INPUT FOR THIS TASK:
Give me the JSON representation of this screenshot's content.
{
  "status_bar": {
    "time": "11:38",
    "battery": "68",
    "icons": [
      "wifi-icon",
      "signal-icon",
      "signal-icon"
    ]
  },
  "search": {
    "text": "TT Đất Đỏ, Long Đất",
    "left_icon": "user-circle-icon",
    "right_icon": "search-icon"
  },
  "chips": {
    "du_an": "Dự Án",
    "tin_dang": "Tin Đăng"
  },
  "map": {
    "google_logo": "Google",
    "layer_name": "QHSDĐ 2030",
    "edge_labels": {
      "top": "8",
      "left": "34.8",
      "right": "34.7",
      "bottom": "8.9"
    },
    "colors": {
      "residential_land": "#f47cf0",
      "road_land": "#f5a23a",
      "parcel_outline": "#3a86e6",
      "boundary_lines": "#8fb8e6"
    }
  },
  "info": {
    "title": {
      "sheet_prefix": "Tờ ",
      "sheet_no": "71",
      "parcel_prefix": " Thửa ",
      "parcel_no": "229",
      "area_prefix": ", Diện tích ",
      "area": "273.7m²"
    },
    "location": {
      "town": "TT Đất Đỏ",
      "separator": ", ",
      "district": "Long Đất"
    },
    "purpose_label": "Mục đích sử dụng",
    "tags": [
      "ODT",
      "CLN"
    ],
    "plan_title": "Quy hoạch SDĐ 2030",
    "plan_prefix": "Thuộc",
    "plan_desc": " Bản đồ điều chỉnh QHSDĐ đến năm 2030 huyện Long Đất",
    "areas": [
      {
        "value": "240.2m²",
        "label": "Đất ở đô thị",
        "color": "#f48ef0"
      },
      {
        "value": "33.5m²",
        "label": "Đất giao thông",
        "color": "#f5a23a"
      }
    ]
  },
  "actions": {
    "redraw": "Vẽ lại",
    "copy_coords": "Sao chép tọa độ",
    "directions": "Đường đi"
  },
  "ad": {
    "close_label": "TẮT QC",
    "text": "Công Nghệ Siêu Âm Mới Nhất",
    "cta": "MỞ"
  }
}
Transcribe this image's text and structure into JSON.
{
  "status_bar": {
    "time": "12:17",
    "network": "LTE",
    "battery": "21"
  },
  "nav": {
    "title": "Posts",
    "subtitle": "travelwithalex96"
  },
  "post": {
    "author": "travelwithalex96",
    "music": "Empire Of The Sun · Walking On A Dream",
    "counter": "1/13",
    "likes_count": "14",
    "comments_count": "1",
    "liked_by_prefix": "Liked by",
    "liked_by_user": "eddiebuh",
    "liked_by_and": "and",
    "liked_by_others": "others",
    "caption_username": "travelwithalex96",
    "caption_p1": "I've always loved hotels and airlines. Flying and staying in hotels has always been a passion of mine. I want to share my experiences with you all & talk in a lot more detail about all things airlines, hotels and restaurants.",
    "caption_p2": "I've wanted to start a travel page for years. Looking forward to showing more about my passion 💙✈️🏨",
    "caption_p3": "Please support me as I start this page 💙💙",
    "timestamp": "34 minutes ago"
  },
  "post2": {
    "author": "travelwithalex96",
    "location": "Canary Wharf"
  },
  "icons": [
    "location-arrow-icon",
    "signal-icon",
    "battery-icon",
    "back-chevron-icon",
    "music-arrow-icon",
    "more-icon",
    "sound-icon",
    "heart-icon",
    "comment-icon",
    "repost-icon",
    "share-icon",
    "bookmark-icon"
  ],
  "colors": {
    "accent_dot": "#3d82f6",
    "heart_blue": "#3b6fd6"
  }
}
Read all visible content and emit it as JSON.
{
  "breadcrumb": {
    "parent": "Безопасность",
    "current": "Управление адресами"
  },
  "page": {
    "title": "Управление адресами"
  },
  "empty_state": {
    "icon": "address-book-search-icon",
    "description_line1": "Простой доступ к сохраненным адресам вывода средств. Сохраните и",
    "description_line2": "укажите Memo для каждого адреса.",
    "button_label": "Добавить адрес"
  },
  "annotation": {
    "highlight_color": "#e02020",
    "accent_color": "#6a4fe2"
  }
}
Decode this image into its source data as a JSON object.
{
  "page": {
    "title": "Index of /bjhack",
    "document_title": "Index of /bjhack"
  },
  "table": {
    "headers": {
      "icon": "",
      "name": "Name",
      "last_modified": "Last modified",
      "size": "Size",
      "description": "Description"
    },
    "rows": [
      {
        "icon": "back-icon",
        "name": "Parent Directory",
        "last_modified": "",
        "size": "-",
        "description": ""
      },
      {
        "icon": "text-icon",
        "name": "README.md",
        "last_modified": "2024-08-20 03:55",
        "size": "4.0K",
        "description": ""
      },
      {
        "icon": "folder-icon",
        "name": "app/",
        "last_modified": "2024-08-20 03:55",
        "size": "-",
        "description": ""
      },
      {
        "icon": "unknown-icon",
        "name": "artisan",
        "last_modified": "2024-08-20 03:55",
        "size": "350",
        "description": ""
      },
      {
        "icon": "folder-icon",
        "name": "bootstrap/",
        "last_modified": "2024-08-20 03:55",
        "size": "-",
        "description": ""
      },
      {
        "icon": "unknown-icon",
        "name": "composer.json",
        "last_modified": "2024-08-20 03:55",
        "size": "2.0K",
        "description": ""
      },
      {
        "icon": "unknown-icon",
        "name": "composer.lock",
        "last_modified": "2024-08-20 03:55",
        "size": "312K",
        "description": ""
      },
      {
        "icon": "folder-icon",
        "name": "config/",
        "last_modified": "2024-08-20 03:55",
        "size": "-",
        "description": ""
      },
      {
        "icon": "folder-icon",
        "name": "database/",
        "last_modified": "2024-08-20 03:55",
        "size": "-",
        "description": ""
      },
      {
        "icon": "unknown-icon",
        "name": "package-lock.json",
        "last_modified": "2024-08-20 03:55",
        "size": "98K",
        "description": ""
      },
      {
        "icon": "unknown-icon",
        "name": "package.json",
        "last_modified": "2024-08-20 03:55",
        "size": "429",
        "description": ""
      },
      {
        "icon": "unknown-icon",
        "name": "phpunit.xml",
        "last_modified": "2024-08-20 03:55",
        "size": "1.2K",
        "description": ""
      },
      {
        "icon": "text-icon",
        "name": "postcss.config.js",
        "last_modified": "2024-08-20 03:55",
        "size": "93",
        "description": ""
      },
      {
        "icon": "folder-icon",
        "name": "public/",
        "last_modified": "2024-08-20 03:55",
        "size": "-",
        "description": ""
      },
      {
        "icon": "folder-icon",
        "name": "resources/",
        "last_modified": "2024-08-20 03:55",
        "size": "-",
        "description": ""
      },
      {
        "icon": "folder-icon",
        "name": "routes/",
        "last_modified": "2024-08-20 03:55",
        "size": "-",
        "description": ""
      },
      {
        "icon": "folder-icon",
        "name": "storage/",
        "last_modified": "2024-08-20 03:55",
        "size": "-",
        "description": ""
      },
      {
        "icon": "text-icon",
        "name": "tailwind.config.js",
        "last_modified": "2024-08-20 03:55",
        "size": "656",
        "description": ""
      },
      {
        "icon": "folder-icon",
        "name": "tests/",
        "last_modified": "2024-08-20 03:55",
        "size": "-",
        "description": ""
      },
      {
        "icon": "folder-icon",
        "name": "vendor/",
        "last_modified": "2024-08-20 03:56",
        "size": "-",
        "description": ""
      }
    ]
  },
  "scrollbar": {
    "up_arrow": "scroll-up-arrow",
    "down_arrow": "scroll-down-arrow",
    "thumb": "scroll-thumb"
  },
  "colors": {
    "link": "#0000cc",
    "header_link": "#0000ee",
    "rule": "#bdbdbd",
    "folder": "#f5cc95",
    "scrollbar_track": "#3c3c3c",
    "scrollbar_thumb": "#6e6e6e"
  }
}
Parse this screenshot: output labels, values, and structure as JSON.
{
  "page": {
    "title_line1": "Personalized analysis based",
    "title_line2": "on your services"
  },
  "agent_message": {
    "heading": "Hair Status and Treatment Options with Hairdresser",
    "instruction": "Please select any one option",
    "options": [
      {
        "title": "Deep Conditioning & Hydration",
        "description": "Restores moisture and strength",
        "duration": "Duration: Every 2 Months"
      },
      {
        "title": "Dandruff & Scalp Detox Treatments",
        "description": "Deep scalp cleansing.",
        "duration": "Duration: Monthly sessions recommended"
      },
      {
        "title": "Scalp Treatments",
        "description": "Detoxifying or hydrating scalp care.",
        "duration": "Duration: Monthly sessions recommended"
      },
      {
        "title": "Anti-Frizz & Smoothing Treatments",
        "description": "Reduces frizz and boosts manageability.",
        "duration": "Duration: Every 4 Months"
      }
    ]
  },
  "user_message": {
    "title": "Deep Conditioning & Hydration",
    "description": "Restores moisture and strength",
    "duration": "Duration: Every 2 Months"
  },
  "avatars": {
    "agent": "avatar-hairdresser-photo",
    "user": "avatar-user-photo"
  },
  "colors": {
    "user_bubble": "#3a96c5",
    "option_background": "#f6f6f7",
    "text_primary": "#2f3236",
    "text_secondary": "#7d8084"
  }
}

PROBLEM DESCRIPTION: Give only the number of lines in the data that hold the word "Deep".

OUTPUT OF THE EXERCISE: 3